Pick every line with "this" from the material below.

• Dataset records
══════════

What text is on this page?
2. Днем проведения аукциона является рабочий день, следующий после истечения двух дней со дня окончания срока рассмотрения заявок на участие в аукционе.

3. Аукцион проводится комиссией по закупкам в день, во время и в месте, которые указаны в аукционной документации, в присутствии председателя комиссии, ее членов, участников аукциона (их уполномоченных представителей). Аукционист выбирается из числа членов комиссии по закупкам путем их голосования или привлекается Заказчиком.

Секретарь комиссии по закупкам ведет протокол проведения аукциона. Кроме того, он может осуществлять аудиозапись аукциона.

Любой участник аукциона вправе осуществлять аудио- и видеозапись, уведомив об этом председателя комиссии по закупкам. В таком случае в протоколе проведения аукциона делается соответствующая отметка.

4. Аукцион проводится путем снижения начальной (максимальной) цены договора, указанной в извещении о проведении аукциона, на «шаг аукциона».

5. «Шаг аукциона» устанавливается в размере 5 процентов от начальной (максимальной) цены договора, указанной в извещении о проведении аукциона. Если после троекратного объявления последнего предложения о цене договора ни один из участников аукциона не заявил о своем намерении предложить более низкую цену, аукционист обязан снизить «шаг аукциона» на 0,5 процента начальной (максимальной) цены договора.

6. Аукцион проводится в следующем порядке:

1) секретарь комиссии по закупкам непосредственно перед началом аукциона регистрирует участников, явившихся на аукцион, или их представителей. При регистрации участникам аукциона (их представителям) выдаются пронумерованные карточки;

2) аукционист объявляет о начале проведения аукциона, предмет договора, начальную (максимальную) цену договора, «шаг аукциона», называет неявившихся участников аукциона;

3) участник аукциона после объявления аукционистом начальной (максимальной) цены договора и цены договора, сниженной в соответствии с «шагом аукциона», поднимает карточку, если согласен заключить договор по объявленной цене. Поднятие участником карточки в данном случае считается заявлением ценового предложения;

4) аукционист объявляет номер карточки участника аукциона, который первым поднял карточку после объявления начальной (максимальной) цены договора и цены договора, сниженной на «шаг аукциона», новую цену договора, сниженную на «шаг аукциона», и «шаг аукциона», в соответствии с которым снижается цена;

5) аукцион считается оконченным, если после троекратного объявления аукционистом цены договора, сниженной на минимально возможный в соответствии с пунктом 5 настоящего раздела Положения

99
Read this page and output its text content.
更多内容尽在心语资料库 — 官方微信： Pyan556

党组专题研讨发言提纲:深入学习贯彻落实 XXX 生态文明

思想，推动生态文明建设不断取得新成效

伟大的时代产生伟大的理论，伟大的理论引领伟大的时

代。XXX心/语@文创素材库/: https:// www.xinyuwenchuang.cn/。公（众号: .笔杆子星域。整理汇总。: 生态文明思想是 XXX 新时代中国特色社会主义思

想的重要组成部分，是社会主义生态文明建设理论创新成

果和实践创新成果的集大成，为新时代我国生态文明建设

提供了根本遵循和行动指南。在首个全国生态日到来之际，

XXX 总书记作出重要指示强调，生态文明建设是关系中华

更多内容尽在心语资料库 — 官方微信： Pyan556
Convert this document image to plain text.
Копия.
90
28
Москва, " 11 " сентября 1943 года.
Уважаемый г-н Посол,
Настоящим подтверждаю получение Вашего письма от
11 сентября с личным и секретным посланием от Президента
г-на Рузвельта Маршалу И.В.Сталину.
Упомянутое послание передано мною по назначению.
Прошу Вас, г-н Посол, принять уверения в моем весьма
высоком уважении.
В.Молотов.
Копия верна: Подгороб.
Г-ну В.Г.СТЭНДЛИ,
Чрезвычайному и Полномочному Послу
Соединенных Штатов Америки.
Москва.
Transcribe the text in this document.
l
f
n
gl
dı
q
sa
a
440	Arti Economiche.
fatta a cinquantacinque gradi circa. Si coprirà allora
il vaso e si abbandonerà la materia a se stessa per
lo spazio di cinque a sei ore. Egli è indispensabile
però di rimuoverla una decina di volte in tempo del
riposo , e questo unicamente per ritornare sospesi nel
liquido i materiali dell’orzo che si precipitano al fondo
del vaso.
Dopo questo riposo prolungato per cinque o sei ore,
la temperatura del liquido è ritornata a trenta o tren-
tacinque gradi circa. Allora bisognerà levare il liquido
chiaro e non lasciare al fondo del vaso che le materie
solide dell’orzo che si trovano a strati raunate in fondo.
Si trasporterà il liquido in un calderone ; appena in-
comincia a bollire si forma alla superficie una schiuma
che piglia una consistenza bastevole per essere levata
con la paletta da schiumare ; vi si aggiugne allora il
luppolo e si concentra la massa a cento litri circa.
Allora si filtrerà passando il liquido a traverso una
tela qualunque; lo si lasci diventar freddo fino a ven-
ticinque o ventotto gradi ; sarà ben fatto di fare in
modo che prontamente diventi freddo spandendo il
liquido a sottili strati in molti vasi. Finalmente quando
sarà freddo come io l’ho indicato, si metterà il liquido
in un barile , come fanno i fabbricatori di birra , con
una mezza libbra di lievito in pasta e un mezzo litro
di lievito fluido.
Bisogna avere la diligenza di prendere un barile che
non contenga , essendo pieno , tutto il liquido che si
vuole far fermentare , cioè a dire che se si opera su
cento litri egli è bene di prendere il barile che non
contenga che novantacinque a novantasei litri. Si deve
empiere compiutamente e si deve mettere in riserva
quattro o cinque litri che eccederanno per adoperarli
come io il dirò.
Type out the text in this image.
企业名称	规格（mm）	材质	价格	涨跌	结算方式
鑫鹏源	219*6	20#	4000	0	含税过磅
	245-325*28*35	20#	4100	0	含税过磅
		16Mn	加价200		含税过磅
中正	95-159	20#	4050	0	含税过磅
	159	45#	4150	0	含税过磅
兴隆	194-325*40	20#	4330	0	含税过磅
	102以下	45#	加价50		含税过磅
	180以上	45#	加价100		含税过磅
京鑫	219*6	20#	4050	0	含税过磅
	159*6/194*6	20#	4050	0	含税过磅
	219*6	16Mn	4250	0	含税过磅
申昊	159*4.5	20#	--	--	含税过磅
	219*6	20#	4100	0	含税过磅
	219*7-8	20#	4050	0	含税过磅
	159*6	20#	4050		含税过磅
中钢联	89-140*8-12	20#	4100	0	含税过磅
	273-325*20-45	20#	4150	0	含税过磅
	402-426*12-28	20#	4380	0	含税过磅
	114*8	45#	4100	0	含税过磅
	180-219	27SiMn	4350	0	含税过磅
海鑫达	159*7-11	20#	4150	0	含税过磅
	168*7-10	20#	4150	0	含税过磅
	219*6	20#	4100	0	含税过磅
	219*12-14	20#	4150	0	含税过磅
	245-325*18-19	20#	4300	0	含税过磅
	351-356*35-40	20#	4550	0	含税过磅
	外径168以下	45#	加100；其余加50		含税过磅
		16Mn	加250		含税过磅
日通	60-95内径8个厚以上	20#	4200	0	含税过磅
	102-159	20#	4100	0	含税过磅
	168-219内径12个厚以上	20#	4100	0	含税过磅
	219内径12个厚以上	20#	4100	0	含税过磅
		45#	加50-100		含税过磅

══════════

• Result of the exercise
What text is on this page?
Read this page and output its text content.
Convert this document image to plain text.
Transcribe the text in this document.
Type out the text in this image.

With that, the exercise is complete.